(begin)
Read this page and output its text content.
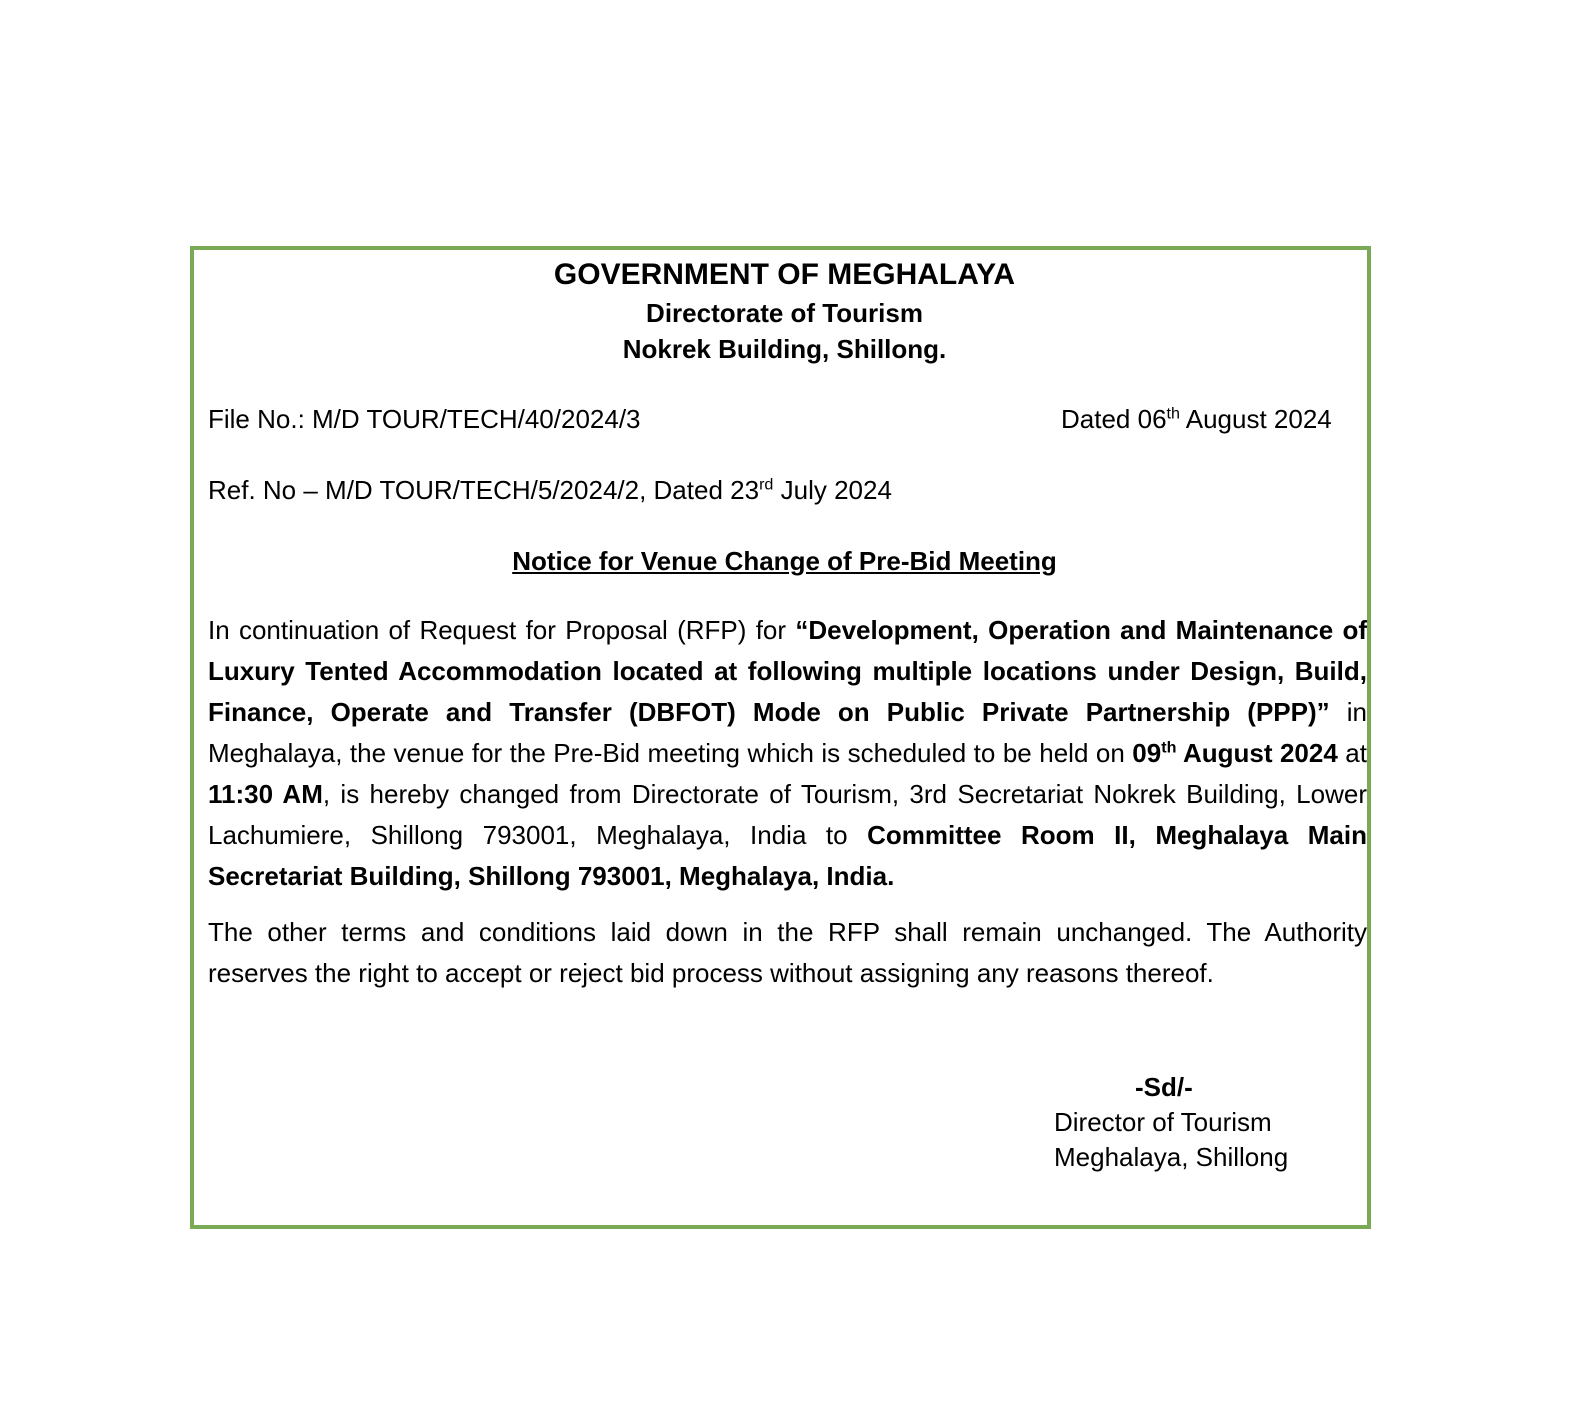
GOVERNMENT OF MEGHALAYA
Directorate of Tourism
Nokrek Building, Shillong.
File No.: M/D TOUR/TECH/40/2024/3	Dated 06th August 2024
Ref. No – M/D TOUR/TECH/5/2024/2, Dated 23rd July 2024
Notice for Venue Change of Pre-Bid Meeting
In continuation of Request for Proposal (RFP) for “Development, Operation and Maintenance of Luxury Tented Accommodation located at following multiple locations under Design, Build, Finance, Operate and Transfer (DBFOT) Mode on Public Private Partnership (PPP)” in Meghalaya, the venue for the Pre-Bid meeting which is scheduled to be held on 09th August 2024 at 11:30 AM, is hereby changed from Directorate of Tourism, 3rd Secretariat Nokrek Building, Lower Lachumiere, Shillong 793001, Meghalaya, India to Committee Room II, Meghalaya Main Secretariat Building, Shillong 793001, Meghalaya, India.
The other terms and conditions laid down in the RFP shall remain unchanged. The Authority reserves the right to accept or reject bid process without assigning any reasons thereof.
-Sd/-
Director of Tourism
Meghalaya, Shillong
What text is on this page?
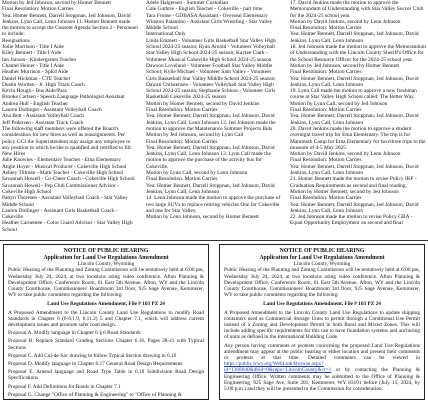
Motion by Jed Johnson, second by Homer Bennett

Final Resolution: Motion Carries

Yea: Homer Bennett, Darrell Stoppnan, Jed Johnson, David Jenkins, Lynn Call, Lenn Johnson 11. Homer Bennett made the motion to accept the Consent Agenda Section 2 - Personnel to include:

Resignations

Jodie Morrison - Title I Aide

Kiley Bennett - Title I Aide

Ian Jonson - Kindergarten Teacher

Chantel Heiner - Title I Aide

Heather Morrison - SpEd Aide

Daniel Hickman - CTE Teacher

Dustin Worden - Jr. High Track Coach

Kevin Hough - Bus Aide/Para

Brooke Carlsen - Speech Language Pathologist Assistant

Andrea Hull - English Teacher

Lauren Dollinger - Assistant Volleyball Coach

Ana Bott - Assistant Volleyball Coach

Jeff Pedersen - Assistant Track Coach

The following staff members were offered the Board's consideration for new hires as well as reassignments. Per policy GCI the Superintendent may assign any employee to any position in which he/she is qualified and certified to fill.

New Hires

Julie Knowles - Elementary Teacher - Etna Elementary

Angie Hoyer - Musical Producer - Cokeville High School

Ashley Tillman - Math Teacher - Cokeville High School

Savannah Howell - Co-Cheer Coach - Cokeville High School

Savannah Howell - Pep Club Commissioner Advisor - Cokeville High School

Pattyn Thoresen - Assistant Volleyball Coach - Star Valley Middle School

Lauren Dollinger - Assistant Girls Basketball Coach - Cokeville

Heather Carnemee - Color Guard Advisor - Star Valley High School

Adele Halgersen - Summer Custodian

Cole Guthrie - English Teacher - Cokeville - part time

Tara Frome - GDBASA Assistant - Overseal Elementary

Winston Palamino - Assistant Girls Wrestling - Star Valley Middle School

International Only

Linda Emmett - Volunteer Girls Basketball Star Valley High School 2024-25 season; Ryan Arnold - Volunteer Volleyball Star Valley High School 2024-25 season; Kaylee Clark - Volunteer Musical Cokeville High School 2024-25 season

Dawson Lovelund - Volunteer Football Star Valley Middle School; Kylie Michael - Volunteer Sam Valley - Volunteer Girls Basketball Star Valley Middle School 2024-25 season; Dawan Christensen - Volunteer Volleyball Star Valley High School 2024-25 season; Stephanie Schloss - Volunteer Girls Basketball Cokeville 2024-25 season

Motion by Homer Bennett, second by David Jenkins

Final Resolution: Motion Carries

Yea: Homer Bennett, Darrell Stoppnan, Jed Johnson, David Jenkins, Lynn Call, Lenn Johnson 12. Jed Johnson made the motion to approve the Maintenance Summer Projects Bids

Motion by Jed Johnson, second by Lynn Call

Final Resolution: Motion Carries

Yea: Homer Bennett, Darrell Stoppnan, Jed Johnson, David Jenkins, Lynn Call, Lenn Johnson 13. Lynn Call made the motion to approve the purchase of the activity bus for Cokeville.

Motion by Lynn Call, second by Lenn Johnson

Final Resolution: Motion Carries

Yea: Homer Bennett, Darrell Stoppnan, Jed Johnson, David Jenkins, Lynn Call, Lenn Johnson

14. Lenn Johnson made the motion to approve the purchase of two large SUVs to replace retiring vehicles One for Cokeville and one for Star Valley.

Motion by Lenn Johnson, second by Homer Bennett

17. David Jenkins made the motion to approve the Memorandum of Understanding with Star Valley Soccer Club for the 2024-25 school year.

Motion by David Jenkins, second by Lenn Johnson

Final Resolution: Motion Carries

Yea: Homer Bennett, Darrell Stoppnan, Jed Johnson, David Jenkins, Lynn Call, Lenn Johnson

18. Jed Johnson made the motion to approve the Memorandum of Understanding with the Lincoln County Sheriff's Office for the School Resource Officer for the 2024-25 school year.

Motion by Jed Johnson, second by Homer Bennett

Final Resolution: Motion Carries

Yea: Homer Bennett, Darrell Stoppnan, Jed Johnson, David Jenkins, Lynn Call, Lenn Johnson

19. Lynn Call made the motion to approve a new freshman course at Star Valley High School called: The Better Way.

Motion by Lynn Call, second by Jed Johnson

Final Resolution: Motion Carries

Yea: Homer Bennett, Darrell Stoppnan, Jed Johnson, David Jenkins, Lynn Call, Lenn Johnson

20. David Jenkins made the motion to approve a student overnight travel trip for Etna Elementary. The trip is for Mammoth Camp for Etna Elementary for two/three trips to the museum of 4-5 May 2025.

Motion by David Jenkins, second by Lenn Johnson

Final Resolution: Motion Carries

Yea: Homer Bennett, Darrell Stoppnan, Jed Johnson, David Jenkins, Lynn Call, Lenn Johnson

21. Homer Bennett made the motion to revise Policy IKF - Graduation Requirements as second and final reading.

Motion by Homer Bennett, second by Jed Johnson

Final Resolution: Motion Carries

Yea: Homer Bennett, Darrell Stoppnan, Jed Johnson, David Jenkins, Lynn Call, Lenn Johnson

22. Jed Johnson made the motion to revise Policy GBA - Equal Opportunity Employment on second and final

NOTICE OF PUBLIC HEARING
Application for Land Use Regulations Amendment
Lincoln County, Wyoming

Public Hearing of the Planning and Zoning Commission will be tentatively held at 6:00 pm, Wednesday July 24, 2024, at two locations using video conference. Afton Planning & Development Office, Conference Room, 61 East 5th Avenue, Afton, WY and the Lincoln County Courthouse, Commissioners' Boardroom 3rd floor, 925 Sage Avenue, Kemmerer, WY to take public comments regarding the following:

Land Use Regulations Amendment, File # 103 PZ 24

A Proposed Amendment to the Lincoln County Land Use Regulations to modify Road Standards in Chapter 6 (6-6.1.9, 6.11.2) 5 and Chapter 7.1, which will address current development issues and promote safer road design.

Proposal A. Modify language in Chapter 6 § 6 Road Standards

Proposal B. Replace Standard Grading Sections Chapter 6.16, Pages 28-21 with Typical Sections

Proposal C. Add Cul-de-Sac drawing to follow Typical Section drawing in 6.16

Proposal D. Modify language in Chapter 6.17 General Road Design Requirements

Proposal E. Amend language and Road Type Table in 6.18 Subdivision Road Design Specifications

Proposal F. Add Definitions for Roads in Chapter 7.1

Proposal G. Change "Office of Planning & Engineering" to "Office of Planning &

NOTICE OF PUBLIC HEARING
Application for Land Use Regulations Amendment
Lincoln County, Wyoming

Public Hearing of the Planning and Zoning Commission will be tentatively held at 6:00 pm, Wednesday July 24, 2024, at two locations using video conference. Afton Planning & Development Office, Conference Room, 61 East 5th Avenue, Afton, WY and the Lincoln County Courthouse, Commissioners' Boardroom 3rd floor, 925 Sage Avenue, Kemmerer, WY to take public comments regarding the following:

Land Use Regulations Amendment, File # 103 PZ 24

A Proposed Amendment to the Lincoln County Land Use Regulations to update shipping containers used as Commercial Storage Units to permit through a Conditional Use Permit instead of a Zoning and Development Permit in both Rural and Mixed Zones. This will include adding specific requirements for this use to have foundation systems and anchoring of units as defined in the International Building Code.

Any person having comments or protests concerning the proposed Land Use Regulations amendment may appear at the public hearing or either location and present their comments or protests at that time. Detailed comments can be viewed in https://public.lcwy.org/WebLink/Browse.aspx?id=1368040&dbid=0&repo=LincolnCounty&cr=1 or by contacting the Planning & Engineering Office. Written comments may be submitted to the Office of Planning & Engineering, 925 Sage Ave, Suite 201, Kemmerer, WY 83101 before (July 15, 2024, by 5:00 p.m.) and they will be presented to the Commission for consideration.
(end)
_What is expected_.
Gather and return every line that holds the string "Memorandum".

_The solution_.
17. David Jenkins made the motion to approve the Memorandum of Understanding with Star Valley Soccer Club for the 2024-25 school year.
18. Jed Johnson made the motion to approve the Memorandum of Understanding with the Lincoln County Sheriff's Office for the School Resource Officer for the 2024-25 school year.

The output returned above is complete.